__SHORT EXERCISE__
Check each line of the records below for the word "log₁₀" and copy those where it appears.

__THE INPUT__
-- -- --

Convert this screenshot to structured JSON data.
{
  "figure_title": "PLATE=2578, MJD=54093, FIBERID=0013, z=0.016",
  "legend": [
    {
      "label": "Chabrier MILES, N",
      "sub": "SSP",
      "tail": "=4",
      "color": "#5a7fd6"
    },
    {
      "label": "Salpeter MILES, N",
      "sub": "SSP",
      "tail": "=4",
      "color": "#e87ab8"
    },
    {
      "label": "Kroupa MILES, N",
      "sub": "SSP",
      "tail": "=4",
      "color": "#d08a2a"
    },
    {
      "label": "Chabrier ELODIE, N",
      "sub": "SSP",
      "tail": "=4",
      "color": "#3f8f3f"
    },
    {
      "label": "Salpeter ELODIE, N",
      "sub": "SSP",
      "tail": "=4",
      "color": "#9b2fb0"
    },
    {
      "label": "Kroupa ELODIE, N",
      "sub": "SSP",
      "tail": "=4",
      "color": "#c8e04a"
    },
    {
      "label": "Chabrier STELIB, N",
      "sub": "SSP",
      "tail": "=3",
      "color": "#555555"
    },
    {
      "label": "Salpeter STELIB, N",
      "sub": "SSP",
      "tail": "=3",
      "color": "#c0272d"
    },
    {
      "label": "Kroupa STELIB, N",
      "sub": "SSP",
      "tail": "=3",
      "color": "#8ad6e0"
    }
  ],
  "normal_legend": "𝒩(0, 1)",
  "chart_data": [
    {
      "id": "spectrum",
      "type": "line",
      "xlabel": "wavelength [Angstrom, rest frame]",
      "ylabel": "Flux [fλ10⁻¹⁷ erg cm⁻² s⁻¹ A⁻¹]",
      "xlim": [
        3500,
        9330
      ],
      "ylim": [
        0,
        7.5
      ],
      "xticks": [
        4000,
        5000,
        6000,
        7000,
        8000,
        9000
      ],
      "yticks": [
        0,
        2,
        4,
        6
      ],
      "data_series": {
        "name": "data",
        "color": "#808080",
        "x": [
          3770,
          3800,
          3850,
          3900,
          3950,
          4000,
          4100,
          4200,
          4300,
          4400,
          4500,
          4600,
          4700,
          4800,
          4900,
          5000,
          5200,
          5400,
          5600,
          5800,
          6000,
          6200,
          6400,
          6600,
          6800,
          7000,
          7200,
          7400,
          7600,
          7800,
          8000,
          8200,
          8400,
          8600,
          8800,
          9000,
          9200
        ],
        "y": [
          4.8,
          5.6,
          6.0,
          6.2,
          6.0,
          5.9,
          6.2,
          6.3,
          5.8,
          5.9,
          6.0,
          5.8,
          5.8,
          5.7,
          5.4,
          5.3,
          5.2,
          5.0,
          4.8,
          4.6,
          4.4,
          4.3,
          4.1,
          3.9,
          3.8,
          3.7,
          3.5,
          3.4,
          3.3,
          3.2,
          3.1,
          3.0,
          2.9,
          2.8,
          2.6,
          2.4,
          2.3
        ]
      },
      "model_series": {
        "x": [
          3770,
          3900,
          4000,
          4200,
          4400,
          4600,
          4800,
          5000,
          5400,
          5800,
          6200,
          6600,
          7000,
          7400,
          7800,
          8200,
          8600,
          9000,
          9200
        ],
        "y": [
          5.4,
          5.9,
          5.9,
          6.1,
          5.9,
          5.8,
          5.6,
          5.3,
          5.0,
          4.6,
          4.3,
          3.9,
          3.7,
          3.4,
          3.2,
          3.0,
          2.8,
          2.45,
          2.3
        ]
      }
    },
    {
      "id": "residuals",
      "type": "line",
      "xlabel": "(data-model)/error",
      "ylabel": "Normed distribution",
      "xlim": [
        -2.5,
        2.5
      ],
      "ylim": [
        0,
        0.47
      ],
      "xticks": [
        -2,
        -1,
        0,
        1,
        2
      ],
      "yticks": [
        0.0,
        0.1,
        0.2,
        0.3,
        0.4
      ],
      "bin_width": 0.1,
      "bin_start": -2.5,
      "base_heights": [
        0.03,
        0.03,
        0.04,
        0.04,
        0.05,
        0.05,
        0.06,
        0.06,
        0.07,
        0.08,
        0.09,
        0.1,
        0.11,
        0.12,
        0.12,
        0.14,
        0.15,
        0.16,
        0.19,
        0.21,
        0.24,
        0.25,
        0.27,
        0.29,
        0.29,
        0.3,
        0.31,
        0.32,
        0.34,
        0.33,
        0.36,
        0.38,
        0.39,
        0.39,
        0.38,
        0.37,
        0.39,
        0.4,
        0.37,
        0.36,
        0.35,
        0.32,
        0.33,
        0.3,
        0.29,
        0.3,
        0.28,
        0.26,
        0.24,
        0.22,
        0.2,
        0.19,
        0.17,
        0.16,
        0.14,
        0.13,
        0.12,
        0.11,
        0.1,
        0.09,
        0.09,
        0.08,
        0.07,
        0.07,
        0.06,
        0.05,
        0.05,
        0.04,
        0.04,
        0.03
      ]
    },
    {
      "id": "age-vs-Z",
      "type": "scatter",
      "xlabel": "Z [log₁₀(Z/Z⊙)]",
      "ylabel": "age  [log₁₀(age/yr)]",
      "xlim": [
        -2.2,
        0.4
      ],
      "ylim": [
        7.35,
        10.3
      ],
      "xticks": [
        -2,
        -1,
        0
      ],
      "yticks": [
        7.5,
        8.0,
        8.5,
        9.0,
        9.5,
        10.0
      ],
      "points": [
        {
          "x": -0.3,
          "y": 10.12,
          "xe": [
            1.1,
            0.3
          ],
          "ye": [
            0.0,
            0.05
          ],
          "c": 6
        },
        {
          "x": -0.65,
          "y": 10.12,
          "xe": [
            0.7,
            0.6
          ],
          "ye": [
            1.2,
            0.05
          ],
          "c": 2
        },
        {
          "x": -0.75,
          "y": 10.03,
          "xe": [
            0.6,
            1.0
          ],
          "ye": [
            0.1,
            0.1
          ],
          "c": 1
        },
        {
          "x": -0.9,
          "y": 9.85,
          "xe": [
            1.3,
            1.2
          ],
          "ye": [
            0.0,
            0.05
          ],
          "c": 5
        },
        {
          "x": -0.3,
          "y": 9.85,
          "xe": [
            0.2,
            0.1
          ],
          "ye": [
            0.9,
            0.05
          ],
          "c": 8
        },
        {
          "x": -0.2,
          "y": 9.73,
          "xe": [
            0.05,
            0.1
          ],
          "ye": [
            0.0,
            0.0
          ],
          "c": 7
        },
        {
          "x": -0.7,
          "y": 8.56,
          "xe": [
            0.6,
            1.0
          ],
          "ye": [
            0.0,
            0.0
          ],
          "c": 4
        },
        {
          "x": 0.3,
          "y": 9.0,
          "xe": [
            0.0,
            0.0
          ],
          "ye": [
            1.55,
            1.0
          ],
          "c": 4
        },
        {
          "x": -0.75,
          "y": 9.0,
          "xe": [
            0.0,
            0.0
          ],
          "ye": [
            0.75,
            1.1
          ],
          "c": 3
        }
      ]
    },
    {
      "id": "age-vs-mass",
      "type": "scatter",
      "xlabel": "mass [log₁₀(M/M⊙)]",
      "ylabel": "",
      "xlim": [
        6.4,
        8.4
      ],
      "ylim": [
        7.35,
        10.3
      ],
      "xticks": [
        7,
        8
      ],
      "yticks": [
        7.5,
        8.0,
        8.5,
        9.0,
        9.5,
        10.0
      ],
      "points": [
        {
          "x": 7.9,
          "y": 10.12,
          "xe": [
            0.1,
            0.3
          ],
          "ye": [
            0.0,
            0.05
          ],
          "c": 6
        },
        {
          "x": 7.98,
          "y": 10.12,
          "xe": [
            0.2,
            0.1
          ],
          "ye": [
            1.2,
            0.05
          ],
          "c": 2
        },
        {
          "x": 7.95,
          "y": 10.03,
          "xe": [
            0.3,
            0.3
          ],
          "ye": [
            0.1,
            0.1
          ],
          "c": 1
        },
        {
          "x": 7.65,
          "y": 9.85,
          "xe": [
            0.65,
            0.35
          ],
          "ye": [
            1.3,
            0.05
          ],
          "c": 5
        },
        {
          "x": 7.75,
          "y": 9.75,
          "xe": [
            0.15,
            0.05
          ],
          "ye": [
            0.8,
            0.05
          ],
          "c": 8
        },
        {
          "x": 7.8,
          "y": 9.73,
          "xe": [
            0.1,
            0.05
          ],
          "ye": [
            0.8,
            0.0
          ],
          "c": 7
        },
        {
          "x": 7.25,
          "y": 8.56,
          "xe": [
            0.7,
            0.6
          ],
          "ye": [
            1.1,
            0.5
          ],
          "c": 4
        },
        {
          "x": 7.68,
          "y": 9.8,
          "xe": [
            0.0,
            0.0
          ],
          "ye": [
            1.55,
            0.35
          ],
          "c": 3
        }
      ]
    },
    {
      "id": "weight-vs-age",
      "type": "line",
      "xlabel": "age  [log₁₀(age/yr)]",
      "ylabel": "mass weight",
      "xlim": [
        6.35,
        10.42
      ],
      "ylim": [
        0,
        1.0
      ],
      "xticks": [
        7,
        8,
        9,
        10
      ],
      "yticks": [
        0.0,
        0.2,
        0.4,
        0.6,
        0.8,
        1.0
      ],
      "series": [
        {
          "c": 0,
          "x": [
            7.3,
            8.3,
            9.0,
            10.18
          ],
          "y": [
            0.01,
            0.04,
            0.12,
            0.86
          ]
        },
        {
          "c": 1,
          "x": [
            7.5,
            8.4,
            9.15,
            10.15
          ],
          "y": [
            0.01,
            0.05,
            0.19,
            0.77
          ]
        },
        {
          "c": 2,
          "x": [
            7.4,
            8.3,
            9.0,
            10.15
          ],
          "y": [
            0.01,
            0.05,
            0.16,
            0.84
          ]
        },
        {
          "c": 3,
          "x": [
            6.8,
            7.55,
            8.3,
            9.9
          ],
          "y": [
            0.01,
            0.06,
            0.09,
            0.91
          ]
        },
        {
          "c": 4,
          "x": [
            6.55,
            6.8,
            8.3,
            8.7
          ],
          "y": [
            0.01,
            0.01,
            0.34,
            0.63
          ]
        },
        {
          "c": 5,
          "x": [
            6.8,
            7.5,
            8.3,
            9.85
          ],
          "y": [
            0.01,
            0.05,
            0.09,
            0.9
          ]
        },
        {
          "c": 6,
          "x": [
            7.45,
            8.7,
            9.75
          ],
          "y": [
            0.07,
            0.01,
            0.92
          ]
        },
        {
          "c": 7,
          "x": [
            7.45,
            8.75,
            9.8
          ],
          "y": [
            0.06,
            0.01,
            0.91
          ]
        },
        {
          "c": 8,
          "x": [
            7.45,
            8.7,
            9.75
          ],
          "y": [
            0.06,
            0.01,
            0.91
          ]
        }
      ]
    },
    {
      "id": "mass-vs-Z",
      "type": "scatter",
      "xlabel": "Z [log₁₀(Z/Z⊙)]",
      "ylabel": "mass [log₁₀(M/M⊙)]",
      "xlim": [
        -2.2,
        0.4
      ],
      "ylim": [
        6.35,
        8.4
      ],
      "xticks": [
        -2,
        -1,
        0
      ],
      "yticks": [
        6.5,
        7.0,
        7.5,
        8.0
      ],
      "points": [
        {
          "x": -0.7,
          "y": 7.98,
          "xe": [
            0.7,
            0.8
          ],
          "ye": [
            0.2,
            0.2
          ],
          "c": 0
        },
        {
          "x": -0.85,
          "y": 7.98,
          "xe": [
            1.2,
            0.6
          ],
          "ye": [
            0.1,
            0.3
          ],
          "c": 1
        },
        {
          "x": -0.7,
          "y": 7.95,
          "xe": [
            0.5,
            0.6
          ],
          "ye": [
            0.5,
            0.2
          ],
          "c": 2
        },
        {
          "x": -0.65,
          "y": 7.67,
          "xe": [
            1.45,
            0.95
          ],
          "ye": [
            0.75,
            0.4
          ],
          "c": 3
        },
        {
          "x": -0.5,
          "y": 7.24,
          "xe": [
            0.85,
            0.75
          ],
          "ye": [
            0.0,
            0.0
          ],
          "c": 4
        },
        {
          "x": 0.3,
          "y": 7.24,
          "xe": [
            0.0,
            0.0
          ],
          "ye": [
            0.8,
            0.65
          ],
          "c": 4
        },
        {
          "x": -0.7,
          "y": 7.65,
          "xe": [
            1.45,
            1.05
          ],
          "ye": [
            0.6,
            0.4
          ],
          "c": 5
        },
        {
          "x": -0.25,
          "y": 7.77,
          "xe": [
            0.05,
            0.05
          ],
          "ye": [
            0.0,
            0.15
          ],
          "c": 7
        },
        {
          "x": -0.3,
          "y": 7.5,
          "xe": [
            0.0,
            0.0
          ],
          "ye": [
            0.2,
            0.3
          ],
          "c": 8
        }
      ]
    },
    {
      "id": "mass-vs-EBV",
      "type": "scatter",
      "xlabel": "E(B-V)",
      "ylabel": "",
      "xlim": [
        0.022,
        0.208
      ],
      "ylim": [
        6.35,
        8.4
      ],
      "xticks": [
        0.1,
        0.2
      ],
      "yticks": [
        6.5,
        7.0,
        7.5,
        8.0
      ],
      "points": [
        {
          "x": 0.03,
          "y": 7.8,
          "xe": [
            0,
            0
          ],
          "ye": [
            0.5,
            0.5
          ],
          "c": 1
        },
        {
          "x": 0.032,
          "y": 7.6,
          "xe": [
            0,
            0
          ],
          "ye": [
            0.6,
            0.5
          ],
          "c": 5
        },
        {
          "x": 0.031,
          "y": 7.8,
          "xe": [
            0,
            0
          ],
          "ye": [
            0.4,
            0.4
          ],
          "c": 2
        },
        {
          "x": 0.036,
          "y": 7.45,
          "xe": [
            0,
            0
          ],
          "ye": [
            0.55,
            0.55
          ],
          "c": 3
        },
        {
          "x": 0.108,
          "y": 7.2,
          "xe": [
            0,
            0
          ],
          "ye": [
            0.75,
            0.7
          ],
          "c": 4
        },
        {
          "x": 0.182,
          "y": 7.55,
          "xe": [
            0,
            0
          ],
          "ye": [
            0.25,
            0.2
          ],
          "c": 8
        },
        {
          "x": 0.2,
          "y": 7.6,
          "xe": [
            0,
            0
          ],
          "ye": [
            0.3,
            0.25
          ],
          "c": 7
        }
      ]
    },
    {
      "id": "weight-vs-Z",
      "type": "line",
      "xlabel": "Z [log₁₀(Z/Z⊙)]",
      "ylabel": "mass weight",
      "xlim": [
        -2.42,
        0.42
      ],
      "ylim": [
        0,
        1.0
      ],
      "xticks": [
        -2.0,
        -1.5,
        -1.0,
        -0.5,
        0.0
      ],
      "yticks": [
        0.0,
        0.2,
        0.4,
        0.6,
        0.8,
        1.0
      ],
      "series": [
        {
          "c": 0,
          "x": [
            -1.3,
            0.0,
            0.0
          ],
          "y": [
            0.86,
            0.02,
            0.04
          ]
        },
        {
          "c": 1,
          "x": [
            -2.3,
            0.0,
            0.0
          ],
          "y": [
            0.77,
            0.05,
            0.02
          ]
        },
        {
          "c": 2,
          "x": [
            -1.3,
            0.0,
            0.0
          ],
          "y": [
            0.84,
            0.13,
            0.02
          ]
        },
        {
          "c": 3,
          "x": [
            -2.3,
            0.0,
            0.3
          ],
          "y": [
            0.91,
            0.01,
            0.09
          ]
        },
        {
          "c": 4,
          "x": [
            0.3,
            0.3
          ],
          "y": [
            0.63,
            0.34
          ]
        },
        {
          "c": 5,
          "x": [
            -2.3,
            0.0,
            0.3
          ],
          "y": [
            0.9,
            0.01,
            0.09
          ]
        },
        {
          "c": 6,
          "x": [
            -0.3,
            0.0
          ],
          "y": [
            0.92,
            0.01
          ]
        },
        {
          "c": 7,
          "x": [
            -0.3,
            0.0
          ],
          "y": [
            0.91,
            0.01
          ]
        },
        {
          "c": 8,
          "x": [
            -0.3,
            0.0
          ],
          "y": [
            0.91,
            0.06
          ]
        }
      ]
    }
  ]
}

-- -- --

__EXERCISE OUTPUT__
      "xlabel": "Z [log₁₀(Z/Z⊙)]",
      "ylabel": "age  [log₁₀(age/yr)]",
      "xlabel": "mass [log₁₀(M/M⊙)]",
      "xlabel": "age  [log₁₀(age/yr)]",
      "xlabel": "Z [log₁₀(Z/Z⊙)]",
      "ylabel": "mass [log₁₀(M/M⊙)]",
      "xlabel": "Z [log₁₀(Z/Z⊙)]",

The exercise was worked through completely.